* **Available records**:

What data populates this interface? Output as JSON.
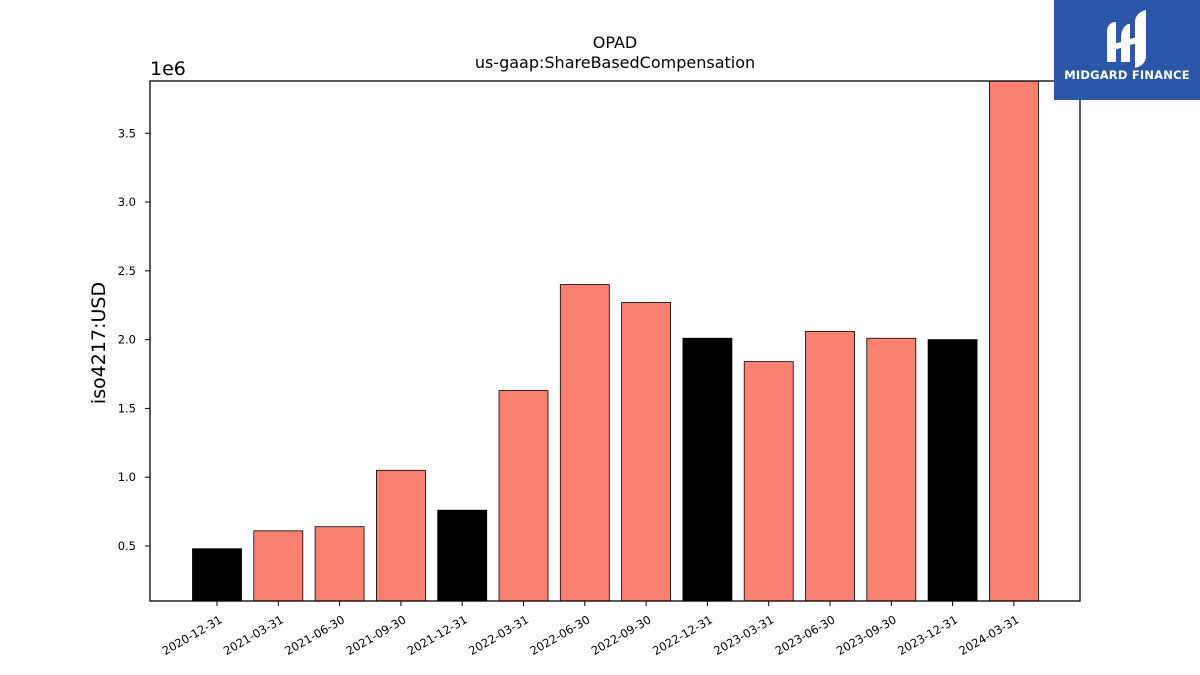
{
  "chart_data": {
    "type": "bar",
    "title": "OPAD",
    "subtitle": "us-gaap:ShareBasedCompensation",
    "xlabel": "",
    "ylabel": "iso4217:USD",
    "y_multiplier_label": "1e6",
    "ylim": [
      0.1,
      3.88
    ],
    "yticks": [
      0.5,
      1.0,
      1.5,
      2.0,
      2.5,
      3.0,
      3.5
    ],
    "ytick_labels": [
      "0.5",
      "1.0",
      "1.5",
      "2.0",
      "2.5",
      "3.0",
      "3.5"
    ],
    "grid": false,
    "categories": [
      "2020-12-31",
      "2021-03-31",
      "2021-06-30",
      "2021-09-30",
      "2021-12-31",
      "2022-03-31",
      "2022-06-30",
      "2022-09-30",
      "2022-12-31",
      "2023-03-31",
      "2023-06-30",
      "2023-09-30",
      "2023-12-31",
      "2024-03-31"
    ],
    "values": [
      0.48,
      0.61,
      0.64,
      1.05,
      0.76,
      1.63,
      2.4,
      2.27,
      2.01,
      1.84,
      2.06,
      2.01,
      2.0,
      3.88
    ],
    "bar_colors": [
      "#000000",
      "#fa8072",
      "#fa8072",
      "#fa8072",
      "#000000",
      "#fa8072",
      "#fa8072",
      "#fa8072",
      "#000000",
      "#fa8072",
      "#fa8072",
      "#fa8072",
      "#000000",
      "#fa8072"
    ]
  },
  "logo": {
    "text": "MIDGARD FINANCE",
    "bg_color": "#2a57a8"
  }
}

* **Prompt**:
Without including the pictures, reproduce all entries exactly.

* **Solution**:
What data populates this interface? Output as JSON.
{
  "chart_data": {
    "type": "bar",
    "title": "OPAD",
    "subtitle": "us-gaap:ShareBasedCompensation",
    "xlabel": "",
    "ylabel": "iso4217:USD",
    "y_multiplier_label": "1e6",
    "ylim": [
      0.1,
      3.88
    ],
    "yticks": [
      0.5,
      1.0,
      1.5,
      2.0,
      2.5,
      3.0,
      3.5
    ],
    "ytick_labels": [
      "0.5",
      "1.0",
      "1.5",
      "2.0",
      "2.5",
      "3.0",
      "3.5"
    ],
    "grid": false,
    "categories": [
      "2020-12-31",
      "2021-03-31",
      "2021-06-30",
      "2021-09-30",
      "2021-12-31",
      "2022-03-31",
      "2022-06-30",
      "2022-09-30",
      "2022-12-31",
      "2023-03-31",
      "2023-06-30",
      "2023-09-30",
      "2023-12-31",
      "2024-03-31"
    ],
    "values": [
      0.48,
      0.61,
      0.64,
      1.05,
      0.76,
      1.63,
      2.4,
      2.27,
      2.01,
      1.84,
      2.06,
      2.01,
      2.0,
      3.88
    ],
    "bar_colors": [
      "#000000",
      "#fa8072",
      "#fa8072",
      "#fa8072",
      "#000000",
      "#fa8072",
      "#fa8072",
      "#fa8072",
      "#000000",
      "#fa8072",
      "#fa8072",
      "#fa8072",
      "#000000",
      "#fa8072"
    ]
  },
  "logo": {
    "text": "MIDGARD FINANCE",
    "bg_color": "#2a57a8"
  }
}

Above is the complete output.